Data rows:

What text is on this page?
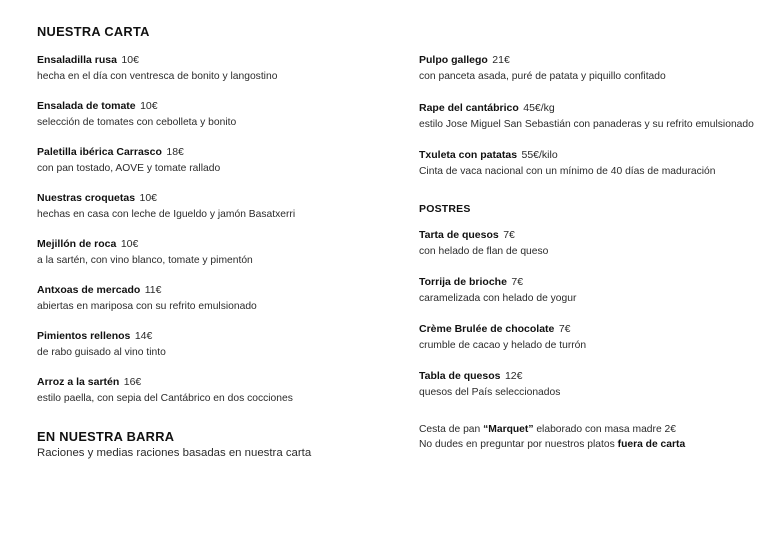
NUESTRA CARTA
Ensaladilla rusa 10€
hecha en el día con ventresca de bonito y langostino
Ensalada de tomate 10€
selección de tomates con cebolleta y bonito
Paletilla ibérica Carrasco 18€
con pan tostado, AOVE y tomate rallado
Nuestras croquetas 10€
hechas en casa con leche de Igueldo y jamón Basatxerri
Mejillón de roca 10€
a la sartén, con vino blanco, tomate y pimentón
Antxoas de mercado 11€
abiertas en mariposa con su refrito emulsionado
Pimientos rellenos 14€
de rabo guisado al vino tinto
Arroz a la sartén 16€
estilo paella, con sepia del Cantábrico en dos cocciones
EN NUESTRA BARRA
Raciones y medias raciones basadas en nuestra carta
Pulpo gallego 21€
con panceta asada, puré de patata y piquillo confitado
Rape del cantábrico 45€/kg
estilo Jose Miguel San Sebastián con panaderas y su refrito emulsionado
Txuleta con patatas 55€/kilo
Cinta de vaca nacional con un mínimo de 40 días de maduración
POSTRES
Tarta de quesos 7€
con helado de flan de queso
Torrija de brioche 7€
caramelizada con helado de yogur
Crème Brulée de chocolate 7€
crumble de cacao y helado de turrón
Tabla de quesos 12€
quesos del País seleccionados
Cesta de pan “Marquet” elaborado con masa madre 2€
No dudes en preguntar por nuestros platos fuera de carta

Description of the task: Write out every record above exactly as it stands, but leave out the pictures.

Correct answer:
What text is on this page?
NUESTRA CARTA
Ensaladilla rusa 10€
hecha en el día con ventresca de bonito y langostino
Ensalada de tomate 10€
selección de tomates con cebolleta y bonito
Paletilla ibérica Carrasco 18€
con pan tostado, AOVE y tomate rallado
Nuestras croquetas 10€
hechas en casa con leche de Igueldo y jamón Basatxerri
Mejillón de roca 10€
a la sartén, con vino blanco, tomate y pimentón
Antxoas de mercado 11€
abiertas en mariposa con su refrito emulsionado
Pimientos rellenos 14€
de rabo guisado al vino tinto
Arroz a la sartén 16€
estilo paella, con sepia del Cantábrico en dos cocciones
EN NUESTRA BARRA
Raciones y medias raciones basadas en nuestra carta
Pulpo gallego 21€
con panceta asada, puré de patata y piquillo confitado
Rape del cantábrico 45€/kg
estilo Jose Miguel San Sebastián con panaderas y su refrito emulsionado
Txuleta con patatas 55€/kilo
Cinta de vaca nacional con un mínimo de 40 días de maduración
POSTRES
Tarta de quesos 7€
con helado de flan de queso
Torrija de brioche 7€
caramelizada con helado de yogur
Crème Brulée de chocolate 7€
crumble de cacao y helado de turrón
Tabla de quesos 12€
quesos del País seleccionados
Cesta de pan “Marquet” elaborado con masa madre 2€
No dudes en preguntar por nuestros platos fuera de carta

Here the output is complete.